[Material to process]
"""

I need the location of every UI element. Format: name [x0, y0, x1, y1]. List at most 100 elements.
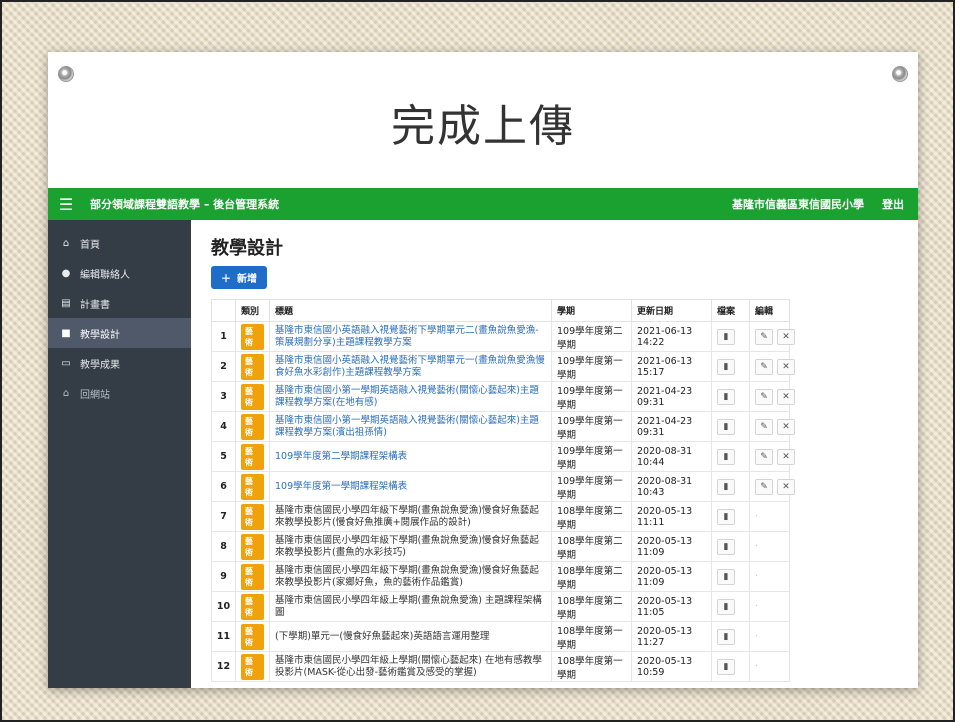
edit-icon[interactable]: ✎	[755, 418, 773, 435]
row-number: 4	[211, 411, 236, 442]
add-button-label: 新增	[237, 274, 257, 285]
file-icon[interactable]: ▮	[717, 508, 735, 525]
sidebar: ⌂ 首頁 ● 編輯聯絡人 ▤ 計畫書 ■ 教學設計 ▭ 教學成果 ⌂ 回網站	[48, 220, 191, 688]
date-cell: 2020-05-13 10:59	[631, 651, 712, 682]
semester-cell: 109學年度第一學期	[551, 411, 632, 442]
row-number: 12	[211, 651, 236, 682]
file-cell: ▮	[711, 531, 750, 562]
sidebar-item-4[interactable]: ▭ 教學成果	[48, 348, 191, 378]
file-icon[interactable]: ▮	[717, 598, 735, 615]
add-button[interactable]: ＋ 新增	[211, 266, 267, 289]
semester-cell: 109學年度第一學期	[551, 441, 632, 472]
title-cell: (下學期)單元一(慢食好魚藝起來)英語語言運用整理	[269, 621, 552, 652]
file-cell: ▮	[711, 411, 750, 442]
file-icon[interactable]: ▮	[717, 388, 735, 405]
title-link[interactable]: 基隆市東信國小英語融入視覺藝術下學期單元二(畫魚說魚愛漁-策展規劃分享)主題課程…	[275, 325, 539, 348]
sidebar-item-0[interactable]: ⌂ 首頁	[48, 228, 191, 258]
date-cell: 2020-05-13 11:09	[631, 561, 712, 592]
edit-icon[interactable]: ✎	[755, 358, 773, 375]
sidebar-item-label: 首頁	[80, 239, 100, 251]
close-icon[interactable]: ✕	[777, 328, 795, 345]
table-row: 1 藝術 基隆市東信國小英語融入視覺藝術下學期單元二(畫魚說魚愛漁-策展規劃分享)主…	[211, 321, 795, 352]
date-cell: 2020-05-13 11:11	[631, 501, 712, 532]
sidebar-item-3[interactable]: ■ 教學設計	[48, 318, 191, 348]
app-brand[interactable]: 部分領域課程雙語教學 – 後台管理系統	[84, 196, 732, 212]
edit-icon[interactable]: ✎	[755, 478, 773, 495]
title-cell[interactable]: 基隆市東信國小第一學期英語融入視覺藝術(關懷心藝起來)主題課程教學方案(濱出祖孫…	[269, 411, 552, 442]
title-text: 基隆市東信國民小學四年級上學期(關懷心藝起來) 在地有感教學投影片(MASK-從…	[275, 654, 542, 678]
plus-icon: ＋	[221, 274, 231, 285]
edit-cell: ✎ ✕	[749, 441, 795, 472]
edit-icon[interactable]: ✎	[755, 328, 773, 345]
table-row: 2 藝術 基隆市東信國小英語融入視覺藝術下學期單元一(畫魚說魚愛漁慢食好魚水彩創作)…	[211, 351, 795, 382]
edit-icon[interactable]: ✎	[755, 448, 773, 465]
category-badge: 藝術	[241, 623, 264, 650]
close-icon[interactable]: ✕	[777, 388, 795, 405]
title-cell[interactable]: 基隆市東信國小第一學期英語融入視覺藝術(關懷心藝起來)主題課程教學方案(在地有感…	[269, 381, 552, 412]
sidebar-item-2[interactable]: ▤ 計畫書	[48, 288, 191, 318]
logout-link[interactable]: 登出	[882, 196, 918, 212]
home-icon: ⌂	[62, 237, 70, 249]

"""

[Do this] Copy the items above word for word, leaving out the pictures.

[Answer]
I need the location of every UI element. Format: name [x0, y0, x1, y1]. List at most 100 elements.
edit-icon[interactable]: ✎	[755, 418, 773, 435]
row-number: 4	[211, 411, 236, 442]
add-button-label: 新增	[237, 274, 257, 285]
file-icon[interactable]: ▮	[717, 508, 735, 525]
sidebar: ⌂ 首頁 ● 編輯聯絡人 ▤ 計畫書 ■ 教學設計 ▭ 教學成果 ⌂ 回網站	[48, 220, 191, 688]
date-cell: 2020-05-13 10:59	[631, 651, 712, 682]
semester-cell: 109學年度第一學期	[551, 411, 632, 442]
row-number: 12	[211, 651, 236, 682]
file-cell: ▮	[711, 531, 750, 562]
sidebar-item-4[interactable]: ▭ 教學成果	[48, 348, 191, 378]
file-icon[interactable]: ▮	[717, 598, 735, 615]
add-button[interactable]: ＋ 新增	[211, 266, 267, 289]
semester-cell: 109學年度第一學期	[551, 441, 632, 472]
title-cell: (下學期)單元一(慢食好魚藝起來)英語語言運用整理	[269, 621, 552, 652]
file-cell: ▮	[711, 411, 750, 442]
file-icon[interactable]: ▮	[717, 388, 735, 405]
title-link[interactable]: 基隆市東信國小英語融入視覺藝術下學期單元二(畫魚說魚愛漁-策展規劃分享)主題課程…	[275, 325, 539, 348]
sidebar-item-0[interactable]: ⌂ 首頁	[48, 228, 191, 258]
date-cell: 2020-05-13 11:09	[631, 561, 712, 592]
edit-icon[interactable]: ✎	[755, 358, 773, 375]
sidebar-item-label: 首頁	[80, 239, 100, 251]
close-icon[interactable]: ✕	[777, 328, 795, 345]
table-row: 1 藝術 基隆市東信國小英語融入視覺藝術下學期單元二(畫魚說魚愛漁-策展規劃分享)主…	[211, 321, 795, 352]
date-cell: 2020-05-13 11:11	[631, 501, 712, 532]
sidebar-item-3[interactable]: ■ 教學設計	[48, 318, 191, 348]
app-brand[interactable]: 部分領域課程雙語教學 – 後台管理系統	[84, 196, 732, 212]
edit-icon[interactable]: ✎	[755, 478, 773, 495]
title-cell[interactable]: 基隆市東信國小第一學期英語融入視覺藝術(關懷心藝起來)主題課程教學方案(濱出祖孫…	[269, 411, 552, 442]
title-text: 基隆市東信國民小學四年級上學期(關懷心藝起來) 在地有感教學投影片(MASK-從…	[275, 654, 542, 678]
plus-icon: ＋	[221, 274, 231, 285]
edit-cell: ✎ ✕	[749, 441, 795, 472]
edit-icon[interactable]: ✎	[755, 328, 773, 345]
table-row: 2 藝術 基隆市東信國小英語融入視覺藝術下學期單元一(畫魚說魚愛漁慢食好魚水彩創作)…	[211, 351, 795, 382]
edit-icon[interactable]: ✎	[755, 448, 773, 465]
category-badge: 藝術	[241, 623, 264, 650]
close-icon[interactable]: ✕	[777, 388, 795, 405]
title-cell[interactable]: 基隆市東信國小第一學期英語融入視覺藝術(關懷心藝起來)主題課程教學方案(在地有感…	[269, 381, 552, 412]
sidebar-item-2[interactable]: ▤ 計畫書	[48, 288, 191, 318]
logout-link[interactable]: 登出	[882, 196, 918, 212]
home-icon: ⌂	[62, 237, 70, 249]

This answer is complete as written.